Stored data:
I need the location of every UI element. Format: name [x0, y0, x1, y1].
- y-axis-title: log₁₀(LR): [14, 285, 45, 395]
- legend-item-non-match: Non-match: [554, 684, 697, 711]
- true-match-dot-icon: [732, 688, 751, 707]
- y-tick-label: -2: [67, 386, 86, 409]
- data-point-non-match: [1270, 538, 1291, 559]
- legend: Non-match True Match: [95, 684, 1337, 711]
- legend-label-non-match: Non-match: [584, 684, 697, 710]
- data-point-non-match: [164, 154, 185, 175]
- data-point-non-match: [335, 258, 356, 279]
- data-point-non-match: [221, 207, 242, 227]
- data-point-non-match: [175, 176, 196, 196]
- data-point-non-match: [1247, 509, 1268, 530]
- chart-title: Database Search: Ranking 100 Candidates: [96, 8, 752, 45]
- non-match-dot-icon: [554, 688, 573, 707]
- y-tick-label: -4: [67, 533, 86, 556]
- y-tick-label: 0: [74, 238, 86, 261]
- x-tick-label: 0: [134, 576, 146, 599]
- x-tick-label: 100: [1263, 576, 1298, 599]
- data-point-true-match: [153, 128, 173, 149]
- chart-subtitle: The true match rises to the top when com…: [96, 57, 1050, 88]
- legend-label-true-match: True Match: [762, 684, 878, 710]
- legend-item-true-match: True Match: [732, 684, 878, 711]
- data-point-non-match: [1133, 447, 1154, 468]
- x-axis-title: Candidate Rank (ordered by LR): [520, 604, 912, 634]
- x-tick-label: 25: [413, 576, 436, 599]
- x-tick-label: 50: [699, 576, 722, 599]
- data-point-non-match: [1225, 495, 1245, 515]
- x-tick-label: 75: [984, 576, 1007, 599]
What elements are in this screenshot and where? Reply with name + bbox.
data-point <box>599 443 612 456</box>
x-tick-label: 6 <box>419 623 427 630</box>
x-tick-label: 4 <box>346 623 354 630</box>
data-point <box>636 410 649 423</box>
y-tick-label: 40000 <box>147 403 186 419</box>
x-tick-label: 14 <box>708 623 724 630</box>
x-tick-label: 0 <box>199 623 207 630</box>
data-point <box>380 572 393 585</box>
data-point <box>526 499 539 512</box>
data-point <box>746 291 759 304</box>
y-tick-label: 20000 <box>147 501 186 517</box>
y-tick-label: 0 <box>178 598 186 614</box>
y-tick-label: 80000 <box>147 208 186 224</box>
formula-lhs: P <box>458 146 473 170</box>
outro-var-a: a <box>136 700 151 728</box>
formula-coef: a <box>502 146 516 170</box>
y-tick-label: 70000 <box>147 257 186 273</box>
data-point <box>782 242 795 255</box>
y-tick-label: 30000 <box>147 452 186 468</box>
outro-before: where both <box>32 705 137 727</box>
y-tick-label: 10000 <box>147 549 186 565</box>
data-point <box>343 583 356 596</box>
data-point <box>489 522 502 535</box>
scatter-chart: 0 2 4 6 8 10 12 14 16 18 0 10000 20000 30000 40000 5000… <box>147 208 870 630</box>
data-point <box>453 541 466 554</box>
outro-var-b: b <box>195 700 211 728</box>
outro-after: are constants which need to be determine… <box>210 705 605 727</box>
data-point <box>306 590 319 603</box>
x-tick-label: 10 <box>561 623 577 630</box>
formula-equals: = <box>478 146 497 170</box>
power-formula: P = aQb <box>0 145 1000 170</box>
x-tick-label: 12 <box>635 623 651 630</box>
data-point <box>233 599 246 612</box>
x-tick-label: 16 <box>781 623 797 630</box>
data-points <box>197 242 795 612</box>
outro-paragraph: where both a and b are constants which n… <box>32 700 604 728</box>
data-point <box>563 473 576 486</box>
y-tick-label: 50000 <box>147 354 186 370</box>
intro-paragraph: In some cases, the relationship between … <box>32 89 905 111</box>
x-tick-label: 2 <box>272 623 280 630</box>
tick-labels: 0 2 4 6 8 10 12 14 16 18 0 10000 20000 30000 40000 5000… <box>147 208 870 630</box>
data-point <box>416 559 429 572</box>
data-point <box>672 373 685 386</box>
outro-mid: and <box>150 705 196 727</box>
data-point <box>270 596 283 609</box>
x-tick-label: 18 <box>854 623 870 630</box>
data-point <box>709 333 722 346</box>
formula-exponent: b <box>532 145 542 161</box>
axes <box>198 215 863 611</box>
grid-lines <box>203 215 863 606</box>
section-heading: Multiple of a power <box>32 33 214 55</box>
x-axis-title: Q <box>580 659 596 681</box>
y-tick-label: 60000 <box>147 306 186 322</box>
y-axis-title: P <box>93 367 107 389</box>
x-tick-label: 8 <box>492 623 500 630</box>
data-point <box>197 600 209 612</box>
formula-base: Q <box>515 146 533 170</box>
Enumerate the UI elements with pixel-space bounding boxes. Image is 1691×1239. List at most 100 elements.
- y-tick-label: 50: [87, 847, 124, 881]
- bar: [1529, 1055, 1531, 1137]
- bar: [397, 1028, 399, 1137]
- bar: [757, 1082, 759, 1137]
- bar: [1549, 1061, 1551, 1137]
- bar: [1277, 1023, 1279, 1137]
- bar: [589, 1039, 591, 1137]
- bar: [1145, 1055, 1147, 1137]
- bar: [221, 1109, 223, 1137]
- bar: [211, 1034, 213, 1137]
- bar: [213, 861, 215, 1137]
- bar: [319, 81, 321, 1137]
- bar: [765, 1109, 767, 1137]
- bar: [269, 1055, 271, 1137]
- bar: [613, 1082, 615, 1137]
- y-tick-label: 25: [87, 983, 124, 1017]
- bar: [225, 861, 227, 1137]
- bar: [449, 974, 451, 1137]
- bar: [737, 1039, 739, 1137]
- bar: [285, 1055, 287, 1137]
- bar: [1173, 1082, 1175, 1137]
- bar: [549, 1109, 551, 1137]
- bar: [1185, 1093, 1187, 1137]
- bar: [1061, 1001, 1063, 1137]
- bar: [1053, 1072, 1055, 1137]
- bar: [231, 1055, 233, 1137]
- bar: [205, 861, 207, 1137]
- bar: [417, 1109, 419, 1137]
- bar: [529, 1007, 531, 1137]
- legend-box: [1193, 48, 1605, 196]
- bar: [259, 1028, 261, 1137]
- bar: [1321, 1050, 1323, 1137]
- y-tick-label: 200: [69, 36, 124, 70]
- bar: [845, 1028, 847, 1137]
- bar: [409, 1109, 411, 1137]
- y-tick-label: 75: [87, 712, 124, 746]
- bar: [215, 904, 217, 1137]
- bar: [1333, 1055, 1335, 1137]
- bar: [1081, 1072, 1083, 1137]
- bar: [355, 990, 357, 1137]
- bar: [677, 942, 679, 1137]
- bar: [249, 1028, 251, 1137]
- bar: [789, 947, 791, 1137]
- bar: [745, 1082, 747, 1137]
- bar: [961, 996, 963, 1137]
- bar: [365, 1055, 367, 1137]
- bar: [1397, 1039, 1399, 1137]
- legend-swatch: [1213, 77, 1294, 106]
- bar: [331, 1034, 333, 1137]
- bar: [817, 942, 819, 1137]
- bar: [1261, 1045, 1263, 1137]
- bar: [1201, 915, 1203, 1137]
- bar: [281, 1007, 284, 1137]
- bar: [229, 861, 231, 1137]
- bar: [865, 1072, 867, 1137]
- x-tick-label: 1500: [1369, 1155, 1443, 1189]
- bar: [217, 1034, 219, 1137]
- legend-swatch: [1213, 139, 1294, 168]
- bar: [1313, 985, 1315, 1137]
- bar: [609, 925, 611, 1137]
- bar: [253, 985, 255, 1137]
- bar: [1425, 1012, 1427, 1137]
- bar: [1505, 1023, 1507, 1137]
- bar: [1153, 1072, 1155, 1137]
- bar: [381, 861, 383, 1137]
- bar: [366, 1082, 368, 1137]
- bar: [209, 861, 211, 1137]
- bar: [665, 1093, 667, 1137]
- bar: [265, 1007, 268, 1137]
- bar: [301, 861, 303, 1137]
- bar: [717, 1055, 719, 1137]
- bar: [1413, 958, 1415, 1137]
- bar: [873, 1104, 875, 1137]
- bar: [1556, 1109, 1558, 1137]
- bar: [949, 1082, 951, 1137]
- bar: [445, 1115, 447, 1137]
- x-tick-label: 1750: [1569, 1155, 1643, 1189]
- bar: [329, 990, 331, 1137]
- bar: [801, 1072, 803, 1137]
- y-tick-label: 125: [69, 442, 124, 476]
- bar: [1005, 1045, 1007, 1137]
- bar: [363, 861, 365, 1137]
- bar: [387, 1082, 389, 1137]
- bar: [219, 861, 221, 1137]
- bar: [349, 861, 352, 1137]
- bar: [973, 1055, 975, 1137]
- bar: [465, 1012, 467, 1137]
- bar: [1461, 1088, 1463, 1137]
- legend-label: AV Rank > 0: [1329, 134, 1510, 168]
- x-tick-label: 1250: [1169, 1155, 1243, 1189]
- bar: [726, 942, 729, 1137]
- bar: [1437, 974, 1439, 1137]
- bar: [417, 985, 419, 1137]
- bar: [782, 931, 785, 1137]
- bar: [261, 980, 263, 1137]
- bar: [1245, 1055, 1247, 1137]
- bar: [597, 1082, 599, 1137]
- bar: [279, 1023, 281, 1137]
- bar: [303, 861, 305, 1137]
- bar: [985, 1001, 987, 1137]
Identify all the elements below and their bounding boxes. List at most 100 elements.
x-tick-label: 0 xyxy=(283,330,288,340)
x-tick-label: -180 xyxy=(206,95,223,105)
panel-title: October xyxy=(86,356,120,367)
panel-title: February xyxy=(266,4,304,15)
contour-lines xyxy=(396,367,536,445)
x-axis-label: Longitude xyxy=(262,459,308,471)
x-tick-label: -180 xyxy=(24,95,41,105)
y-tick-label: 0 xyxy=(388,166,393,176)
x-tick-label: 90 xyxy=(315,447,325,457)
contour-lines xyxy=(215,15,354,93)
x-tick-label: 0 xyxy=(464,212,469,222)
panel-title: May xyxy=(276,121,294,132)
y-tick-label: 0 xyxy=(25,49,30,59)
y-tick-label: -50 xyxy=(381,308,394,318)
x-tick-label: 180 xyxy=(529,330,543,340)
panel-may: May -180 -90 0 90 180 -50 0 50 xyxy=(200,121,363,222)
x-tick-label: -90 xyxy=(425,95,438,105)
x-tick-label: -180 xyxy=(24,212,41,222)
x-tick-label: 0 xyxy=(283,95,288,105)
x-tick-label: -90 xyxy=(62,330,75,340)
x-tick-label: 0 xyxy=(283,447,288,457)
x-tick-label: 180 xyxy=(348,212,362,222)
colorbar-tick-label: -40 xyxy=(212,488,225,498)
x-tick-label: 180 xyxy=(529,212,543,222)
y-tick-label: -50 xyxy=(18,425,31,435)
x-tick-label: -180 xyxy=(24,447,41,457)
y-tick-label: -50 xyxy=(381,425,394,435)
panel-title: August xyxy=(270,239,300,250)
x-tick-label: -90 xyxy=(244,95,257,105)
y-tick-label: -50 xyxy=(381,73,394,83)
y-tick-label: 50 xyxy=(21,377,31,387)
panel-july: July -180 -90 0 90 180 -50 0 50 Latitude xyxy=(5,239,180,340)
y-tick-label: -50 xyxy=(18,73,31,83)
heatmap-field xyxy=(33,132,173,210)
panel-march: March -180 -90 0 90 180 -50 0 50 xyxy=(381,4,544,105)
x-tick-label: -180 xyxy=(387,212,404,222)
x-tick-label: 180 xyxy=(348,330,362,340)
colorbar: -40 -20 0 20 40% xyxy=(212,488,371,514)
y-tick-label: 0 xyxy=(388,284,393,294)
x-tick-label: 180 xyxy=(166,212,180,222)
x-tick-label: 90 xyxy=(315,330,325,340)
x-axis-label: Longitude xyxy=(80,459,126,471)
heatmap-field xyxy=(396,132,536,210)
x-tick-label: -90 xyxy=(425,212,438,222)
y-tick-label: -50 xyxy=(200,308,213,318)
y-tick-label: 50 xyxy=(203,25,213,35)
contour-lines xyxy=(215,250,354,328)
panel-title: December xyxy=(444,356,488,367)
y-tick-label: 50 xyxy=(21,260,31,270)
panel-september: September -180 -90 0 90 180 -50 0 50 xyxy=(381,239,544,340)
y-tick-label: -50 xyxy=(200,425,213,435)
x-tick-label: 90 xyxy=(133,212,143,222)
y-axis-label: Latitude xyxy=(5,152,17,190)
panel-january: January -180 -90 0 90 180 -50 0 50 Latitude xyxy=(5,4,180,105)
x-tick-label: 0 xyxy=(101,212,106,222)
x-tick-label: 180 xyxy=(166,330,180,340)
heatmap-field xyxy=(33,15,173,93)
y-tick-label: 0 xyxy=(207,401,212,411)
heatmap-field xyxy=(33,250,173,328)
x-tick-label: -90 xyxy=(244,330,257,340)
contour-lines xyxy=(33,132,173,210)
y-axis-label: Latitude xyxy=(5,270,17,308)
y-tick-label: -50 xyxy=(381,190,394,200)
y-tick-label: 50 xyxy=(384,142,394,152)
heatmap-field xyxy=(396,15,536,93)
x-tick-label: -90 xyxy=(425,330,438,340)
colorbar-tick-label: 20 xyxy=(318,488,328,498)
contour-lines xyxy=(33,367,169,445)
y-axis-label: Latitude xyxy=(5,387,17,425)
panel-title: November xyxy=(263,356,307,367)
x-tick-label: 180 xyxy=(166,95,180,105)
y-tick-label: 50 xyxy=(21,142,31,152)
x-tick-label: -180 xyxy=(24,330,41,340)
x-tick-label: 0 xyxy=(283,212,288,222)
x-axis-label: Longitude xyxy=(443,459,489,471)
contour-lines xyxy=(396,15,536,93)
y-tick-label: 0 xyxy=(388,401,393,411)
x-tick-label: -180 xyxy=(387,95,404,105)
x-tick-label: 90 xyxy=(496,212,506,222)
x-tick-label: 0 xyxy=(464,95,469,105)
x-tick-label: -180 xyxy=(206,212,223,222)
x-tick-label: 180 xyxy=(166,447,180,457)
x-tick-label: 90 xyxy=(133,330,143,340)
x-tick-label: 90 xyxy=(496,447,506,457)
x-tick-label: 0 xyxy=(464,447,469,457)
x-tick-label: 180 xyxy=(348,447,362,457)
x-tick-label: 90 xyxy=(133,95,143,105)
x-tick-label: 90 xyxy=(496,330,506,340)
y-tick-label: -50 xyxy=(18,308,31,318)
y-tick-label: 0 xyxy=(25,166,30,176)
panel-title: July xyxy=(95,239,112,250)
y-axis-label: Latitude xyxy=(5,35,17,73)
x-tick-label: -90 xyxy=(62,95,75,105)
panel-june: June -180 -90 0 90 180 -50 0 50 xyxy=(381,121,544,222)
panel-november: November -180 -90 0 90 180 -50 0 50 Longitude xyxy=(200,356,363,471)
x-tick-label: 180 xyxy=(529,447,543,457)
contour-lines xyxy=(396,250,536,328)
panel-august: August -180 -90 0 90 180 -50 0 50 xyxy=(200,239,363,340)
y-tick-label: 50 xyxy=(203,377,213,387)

- [What to produce] Count the lines in the items above that contain the string "most", treating uppercase and lowercase as different. Give only the number.

- [Output for this exercise] 2